■ **What to produce**:
Exactly as written, please set down all of the entries again, with no pictures.

■ **Information given**:
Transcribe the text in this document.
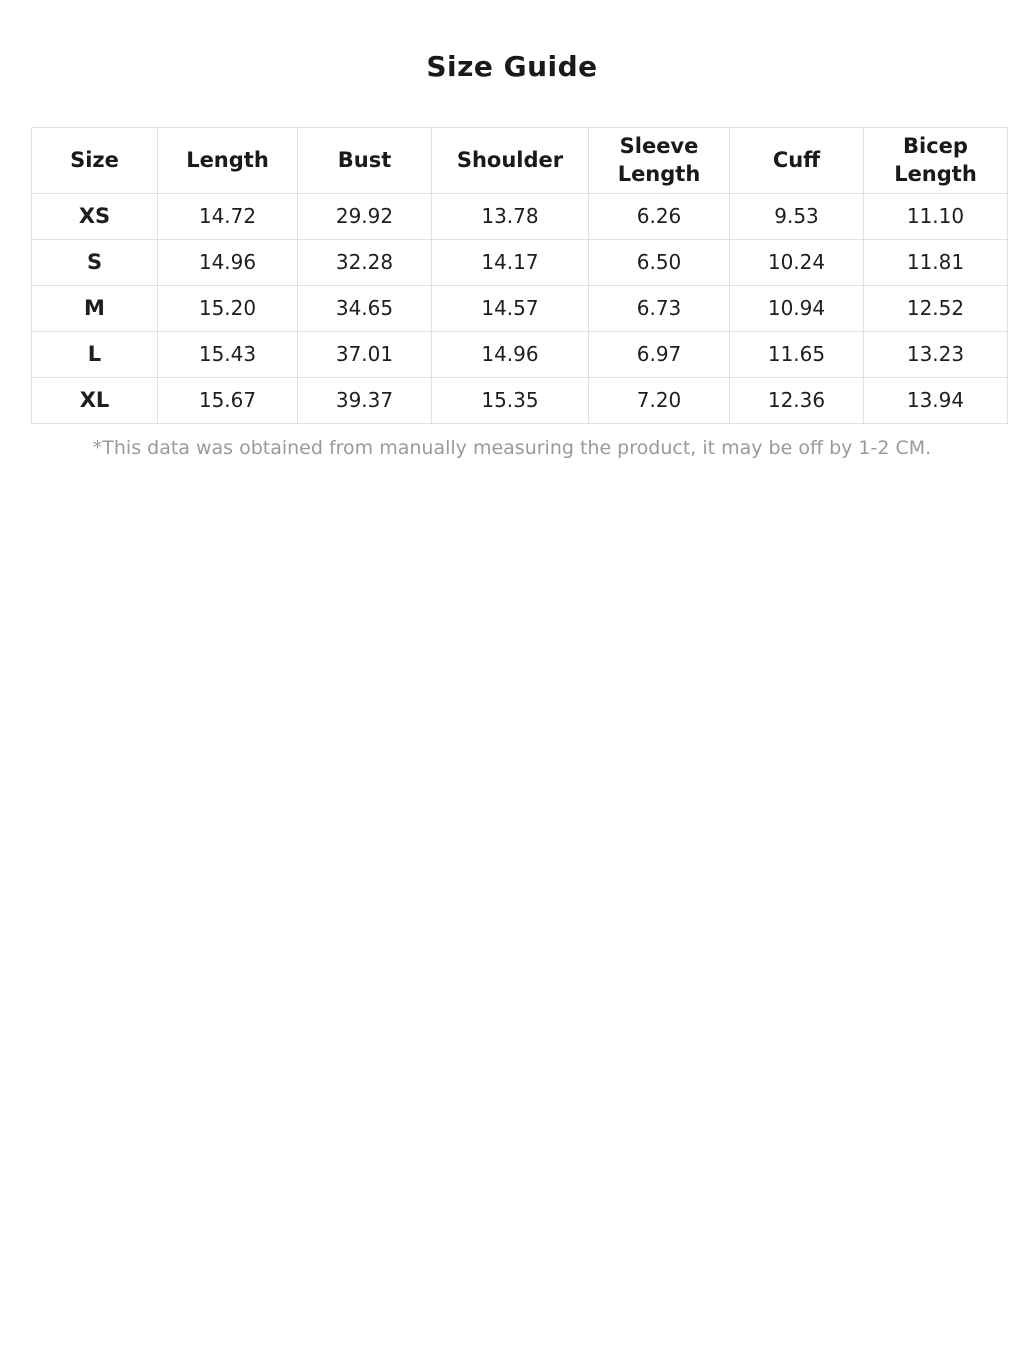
Size Guide
Size	Length	Bust	Shoulder	Sleeve Length	Cuff	Bicep Length
XS	14.72	29.92	13.78	6.26	9.53	11.10
S	14.96	32.28	14.17	6.50	10.24	11.81
M	15.20	34.65	14.57	6.73	10.94	12.52
L	15.43	37.01	14.96	6.97	11.65	13.23
XL	15.67	39.37	15.35	7.20	12.36	13.94

*This data was obtained from manually measuring the product, it may be off by 1-2 CM.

■ **Answer below**:
Transcribe the text in this document.
Size Guide
Size	Length	Bust	Shoulder	Sleeve Length	Cuff	Bicep Length
XS	14.72	29.92	13.78	6.26	9.53	11.10
S	14.96	32.28	14.17	6.50	10.24	11.81
M	15.20	34.65	14.57	6.73	10.94	12.52
L	15.43	37.01	14.96	6.97	11.65	13.23
XL	15.67	39.37	15.35	7.20	12.36	13.94

*This data was obtained from manually measuring the product, it may be off by 1-2 CM.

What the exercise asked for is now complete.